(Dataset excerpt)
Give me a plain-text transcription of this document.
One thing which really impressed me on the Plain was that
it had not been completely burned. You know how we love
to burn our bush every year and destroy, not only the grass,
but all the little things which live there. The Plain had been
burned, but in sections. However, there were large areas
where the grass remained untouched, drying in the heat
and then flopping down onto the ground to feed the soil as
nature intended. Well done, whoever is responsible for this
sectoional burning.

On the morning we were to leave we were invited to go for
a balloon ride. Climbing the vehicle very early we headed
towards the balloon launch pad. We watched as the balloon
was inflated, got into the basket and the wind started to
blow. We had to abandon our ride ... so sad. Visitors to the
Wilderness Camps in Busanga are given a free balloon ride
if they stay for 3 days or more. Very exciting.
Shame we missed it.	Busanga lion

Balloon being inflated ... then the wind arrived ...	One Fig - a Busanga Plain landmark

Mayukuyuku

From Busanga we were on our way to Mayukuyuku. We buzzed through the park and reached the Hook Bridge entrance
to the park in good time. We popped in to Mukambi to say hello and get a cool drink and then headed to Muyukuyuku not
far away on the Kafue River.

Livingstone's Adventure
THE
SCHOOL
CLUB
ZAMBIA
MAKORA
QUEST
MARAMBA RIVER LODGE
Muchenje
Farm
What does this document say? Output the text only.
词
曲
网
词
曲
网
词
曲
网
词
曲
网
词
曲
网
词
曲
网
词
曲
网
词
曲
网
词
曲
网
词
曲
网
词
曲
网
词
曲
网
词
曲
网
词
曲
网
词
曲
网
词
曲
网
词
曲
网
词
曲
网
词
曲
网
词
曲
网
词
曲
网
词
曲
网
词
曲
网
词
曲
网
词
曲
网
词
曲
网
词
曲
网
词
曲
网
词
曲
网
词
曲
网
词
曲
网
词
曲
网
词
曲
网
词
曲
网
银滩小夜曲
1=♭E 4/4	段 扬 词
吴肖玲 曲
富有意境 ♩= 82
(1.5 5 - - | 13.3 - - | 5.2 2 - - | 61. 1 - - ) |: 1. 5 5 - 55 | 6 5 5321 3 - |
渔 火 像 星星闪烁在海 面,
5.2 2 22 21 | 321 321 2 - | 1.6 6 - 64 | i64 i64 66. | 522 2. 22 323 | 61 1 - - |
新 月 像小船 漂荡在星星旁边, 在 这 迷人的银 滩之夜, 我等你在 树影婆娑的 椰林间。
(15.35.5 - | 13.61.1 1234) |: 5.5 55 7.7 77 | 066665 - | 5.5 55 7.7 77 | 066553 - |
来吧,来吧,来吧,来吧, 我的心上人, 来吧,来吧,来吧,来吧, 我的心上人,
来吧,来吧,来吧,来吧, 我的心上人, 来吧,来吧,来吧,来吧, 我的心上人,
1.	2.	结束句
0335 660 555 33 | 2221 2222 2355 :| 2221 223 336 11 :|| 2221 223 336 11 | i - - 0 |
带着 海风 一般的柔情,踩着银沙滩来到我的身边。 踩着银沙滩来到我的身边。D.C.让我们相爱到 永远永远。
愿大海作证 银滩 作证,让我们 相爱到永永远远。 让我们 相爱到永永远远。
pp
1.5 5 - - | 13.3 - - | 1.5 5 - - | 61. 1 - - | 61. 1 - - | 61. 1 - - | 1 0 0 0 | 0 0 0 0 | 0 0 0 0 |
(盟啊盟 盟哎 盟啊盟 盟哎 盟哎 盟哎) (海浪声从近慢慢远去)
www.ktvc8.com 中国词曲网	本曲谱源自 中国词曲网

WORK TO BE COMPLETED » Looking at the data above, show all lines where the word "this" occurs.

SOLUTION TO THE EXERCISE »
Give me a plain-text transcription of this document.
nature intended. Well done, whoever is responsible for this
What does this document say? Output the text only.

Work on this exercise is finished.